* _Task objective_
Lines containing the string "Submit" are to be counted; report the total by itself.
──────── Entries shown ────────
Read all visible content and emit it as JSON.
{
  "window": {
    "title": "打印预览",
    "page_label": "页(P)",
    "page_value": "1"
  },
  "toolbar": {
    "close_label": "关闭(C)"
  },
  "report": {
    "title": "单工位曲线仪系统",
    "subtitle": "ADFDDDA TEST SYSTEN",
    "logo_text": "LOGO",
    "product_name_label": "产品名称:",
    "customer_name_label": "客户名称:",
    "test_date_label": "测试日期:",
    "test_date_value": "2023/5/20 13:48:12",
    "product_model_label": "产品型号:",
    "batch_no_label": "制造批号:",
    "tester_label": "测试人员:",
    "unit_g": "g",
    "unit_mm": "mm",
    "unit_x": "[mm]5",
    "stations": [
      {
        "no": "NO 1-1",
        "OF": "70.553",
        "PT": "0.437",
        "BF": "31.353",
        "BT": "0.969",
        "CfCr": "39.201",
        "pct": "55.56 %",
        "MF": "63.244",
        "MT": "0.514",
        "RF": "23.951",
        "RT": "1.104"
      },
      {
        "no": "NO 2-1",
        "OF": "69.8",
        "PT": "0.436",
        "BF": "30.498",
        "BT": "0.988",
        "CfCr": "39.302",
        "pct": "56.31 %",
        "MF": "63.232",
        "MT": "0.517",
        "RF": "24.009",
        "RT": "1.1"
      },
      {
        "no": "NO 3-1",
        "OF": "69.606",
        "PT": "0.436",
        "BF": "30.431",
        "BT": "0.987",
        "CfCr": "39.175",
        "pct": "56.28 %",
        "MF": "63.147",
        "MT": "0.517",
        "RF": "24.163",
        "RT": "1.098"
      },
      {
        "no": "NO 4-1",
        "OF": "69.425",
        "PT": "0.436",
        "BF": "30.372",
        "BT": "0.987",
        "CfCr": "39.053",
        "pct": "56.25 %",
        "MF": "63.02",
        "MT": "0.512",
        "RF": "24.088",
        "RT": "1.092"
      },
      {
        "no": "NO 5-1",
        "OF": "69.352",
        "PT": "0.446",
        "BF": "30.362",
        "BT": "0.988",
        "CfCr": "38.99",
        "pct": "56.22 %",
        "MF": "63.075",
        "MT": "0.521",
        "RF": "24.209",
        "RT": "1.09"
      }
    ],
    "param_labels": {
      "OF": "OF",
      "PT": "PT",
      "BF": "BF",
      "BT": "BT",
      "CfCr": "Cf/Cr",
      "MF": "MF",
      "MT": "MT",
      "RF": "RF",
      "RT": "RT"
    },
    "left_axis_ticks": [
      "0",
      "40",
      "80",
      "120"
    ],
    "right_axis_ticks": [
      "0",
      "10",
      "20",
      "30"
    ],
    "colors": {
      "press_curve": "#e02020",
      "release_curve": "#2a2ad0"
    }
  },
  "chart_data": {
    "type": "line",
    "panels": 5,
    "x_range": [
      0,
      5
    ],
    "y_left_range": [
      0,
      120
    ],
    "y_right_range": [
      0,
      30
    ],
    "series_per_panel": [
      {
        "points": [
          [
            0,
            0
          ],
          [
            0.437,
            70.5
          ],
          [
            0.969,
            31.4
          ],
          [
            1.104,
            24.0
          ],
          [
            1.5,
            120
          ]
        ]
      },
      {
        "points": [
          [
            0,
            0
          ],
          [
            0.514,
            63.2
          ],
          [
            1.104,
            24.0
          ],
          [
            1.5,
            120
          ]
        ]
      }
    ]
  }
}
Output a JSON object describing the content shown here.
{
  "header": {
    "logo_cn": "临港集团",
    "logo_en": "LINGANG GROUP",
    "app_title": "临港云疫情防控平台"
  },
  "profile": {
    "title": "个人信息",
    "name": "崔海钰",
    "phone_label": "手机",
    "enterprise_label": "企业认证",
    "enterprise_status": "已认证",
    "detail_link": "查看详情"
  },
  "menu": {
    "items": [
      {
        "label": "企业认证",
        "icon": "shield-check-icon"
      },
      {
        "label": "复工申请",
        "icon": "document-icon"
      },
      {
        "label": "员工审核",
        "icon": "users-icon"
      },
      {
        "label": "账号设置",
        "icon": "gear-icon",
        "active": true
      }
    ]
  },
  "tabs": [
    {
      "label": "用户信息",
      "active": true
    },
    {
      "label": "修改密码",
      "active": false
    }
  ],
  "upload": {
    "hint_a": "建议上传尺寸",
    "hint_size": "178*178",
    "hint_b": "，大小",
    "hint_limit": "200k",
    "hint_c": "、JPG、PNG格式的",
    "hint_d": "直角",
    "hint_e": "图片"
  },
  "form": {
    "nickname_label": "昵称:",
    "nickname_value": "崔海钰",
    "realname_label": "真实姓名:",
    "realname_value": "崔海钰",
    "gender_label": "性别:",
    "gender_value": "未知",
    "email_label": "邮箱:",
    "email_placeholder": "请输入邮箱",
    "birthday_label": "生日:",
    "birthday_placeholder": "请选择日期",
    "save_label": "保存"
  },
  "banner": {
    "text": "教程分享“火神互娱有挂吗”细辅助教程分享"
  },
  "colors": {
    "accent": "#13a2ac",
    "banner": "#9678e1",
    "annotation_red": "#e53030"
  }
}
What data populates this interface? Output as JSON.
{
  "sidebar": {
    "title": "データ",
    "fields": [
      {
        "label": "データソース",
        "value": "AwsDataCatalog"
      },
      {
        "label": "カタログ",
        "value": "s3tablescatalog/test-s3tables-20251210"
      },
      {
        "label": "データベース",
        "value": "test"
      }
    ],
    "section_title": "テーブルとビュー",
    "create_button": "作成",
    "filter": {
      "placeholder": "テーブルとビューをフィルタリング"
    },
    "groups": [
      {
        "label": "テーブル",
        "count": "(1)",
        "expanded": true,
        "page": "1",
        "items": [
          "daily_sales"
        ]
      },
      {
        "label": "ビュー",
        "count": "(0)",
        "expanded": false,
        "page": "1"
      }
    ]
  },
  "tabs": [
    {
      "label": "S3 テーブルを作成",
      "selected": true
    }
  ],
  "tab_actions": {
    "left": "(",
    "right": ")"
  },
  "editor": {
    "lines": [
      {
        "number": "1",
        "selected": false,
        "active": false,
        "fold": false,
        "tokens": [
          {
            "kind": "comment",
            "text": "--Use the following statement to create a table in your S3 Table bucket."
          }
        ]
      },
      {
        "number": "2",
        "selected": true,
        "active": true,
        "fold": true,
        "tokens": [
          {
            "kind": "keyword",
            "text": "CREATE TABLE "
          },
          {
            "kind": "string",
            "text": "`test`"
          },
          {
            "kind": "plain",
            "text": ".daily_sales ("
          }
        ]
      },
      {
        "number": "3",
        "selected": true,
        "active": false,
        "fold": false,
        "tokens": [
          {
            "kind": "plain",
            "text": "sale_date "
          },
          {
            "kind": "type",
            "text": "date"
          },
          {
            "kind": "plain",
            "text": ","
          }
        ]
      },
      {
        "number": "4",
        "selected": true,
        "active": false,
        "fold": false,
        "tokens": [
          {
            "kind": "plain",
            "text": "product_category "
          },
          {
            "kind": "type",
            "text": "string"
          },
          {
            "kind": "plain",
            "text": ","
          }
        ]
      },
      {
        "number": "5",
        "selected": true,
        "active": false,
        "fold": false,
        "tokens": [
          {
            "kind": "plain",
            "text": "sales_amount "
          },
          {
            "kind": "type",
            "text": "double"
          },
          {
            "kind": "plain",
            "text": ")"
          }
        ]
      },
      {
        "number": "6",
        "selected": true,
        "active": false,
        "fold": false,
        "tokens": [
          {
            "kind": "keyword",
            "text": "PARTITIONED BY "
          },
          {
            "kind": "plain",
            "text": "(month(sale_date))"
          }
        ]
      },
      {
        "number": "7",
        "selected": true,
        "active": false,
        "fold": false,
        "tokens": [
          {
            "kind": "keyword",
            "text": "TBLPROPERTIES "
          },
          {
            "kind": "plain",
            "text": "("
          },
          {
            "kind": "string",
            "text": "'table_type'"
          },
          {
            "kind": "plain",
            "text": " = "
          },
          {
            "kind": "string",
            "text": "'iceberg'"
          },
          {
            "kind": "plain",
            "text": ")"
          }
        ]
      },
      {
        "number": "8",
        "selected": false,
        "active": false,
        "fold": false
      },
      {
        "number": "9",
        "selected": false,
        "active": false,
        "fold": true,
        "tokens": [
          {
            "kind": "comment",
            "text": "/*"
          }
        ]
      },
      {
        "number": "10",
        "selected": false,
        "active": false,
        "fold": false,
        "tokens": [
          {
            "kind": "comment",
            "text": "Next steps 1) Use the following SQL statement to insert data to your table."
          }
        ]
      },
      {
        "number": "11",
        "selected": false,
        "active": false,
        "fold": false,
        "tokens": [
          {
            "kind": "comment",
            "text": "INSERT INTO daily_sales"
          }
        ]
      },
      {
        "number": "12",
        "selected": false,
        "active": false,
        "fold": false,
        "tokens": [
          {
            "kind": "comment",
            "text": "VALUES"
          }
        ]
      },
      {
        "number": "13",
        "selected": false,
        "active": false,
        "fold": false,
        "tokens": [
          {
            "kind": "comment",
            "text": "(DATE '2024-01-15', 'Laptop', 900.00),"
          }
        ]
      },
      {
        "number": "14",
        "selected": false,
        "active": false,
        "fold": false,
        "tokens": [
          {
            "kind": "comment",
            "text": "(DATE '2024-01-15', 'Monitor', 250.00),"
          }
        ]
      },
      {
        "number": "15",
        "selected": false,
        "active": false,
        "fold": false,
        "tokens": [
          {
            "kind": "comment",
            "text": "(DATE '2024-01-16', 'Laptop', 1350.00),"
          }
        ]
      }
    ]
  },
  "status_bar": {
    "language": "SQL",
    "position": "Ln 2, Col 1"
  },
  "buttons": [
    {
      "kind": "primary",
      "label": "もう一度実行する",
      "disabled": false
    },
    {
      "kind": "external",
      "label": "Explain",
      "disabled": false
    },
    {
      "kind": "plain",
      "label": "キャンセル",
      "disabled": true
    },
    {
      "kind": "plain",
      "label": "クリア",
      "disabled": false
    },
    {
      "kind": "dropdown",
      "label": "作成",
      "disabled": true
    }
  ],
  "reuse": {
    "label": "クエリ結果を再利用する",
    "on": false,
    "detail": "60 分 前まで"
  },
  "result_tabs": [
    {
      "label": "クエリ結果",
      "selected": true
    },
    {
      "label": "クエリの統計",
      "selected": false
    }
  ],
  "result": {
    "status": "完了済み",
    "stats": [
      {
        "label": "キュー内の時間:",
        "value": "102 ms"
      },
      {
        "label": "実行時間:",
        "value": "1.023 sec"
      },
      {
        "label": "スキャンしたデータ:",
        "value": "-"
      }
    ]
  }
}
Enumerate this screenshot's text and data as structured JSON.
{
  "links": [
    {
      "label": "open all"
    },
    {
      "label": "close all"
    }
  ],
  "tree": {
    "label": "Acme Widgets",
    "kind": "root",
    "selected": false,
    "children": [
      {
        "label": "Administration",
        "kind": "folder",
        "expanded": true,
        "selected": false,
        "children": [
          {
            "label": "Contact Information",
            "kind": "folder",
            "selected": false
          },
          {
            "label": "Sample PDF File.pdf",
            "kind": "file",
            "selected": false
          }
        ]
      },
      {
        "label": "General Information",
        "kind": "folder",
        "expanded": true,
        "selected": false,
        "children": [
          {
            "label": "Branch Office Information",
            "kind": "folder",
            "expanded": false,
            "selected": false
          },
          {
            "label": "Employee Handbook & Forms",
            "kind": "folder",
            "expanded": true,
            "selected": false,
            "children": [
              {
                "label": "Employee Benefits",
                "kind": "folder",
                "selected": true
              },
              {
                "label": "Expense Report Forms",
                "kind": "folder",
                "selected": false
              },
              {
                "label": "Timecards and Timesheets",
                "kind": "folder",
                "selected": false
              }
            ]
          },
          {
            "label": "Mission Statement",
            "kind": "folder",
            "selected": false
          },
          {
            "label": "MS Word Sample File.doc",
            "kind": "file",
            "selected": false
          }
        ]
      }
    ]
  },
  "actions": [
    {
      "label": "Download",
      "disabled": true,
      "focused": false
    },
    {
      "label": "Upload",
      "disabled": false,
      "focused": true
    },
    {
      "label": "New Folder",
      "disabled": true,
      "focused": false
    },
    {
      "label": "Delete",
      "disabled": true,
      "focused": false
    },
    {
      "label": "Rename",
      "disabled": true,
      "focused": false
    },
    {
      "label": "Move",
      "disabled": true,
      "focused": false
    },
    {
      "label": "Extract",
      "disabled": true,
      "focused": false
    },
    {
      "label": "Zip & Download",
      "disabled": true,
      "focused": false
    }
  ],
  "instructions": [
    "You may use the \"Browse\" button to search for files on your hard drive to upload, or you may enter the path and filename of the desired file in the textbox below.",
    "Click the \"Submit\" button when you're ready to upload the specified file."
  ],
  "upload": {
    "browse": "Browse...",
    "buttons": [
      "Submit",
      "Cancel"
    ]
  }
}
────────
* _Correct response_
2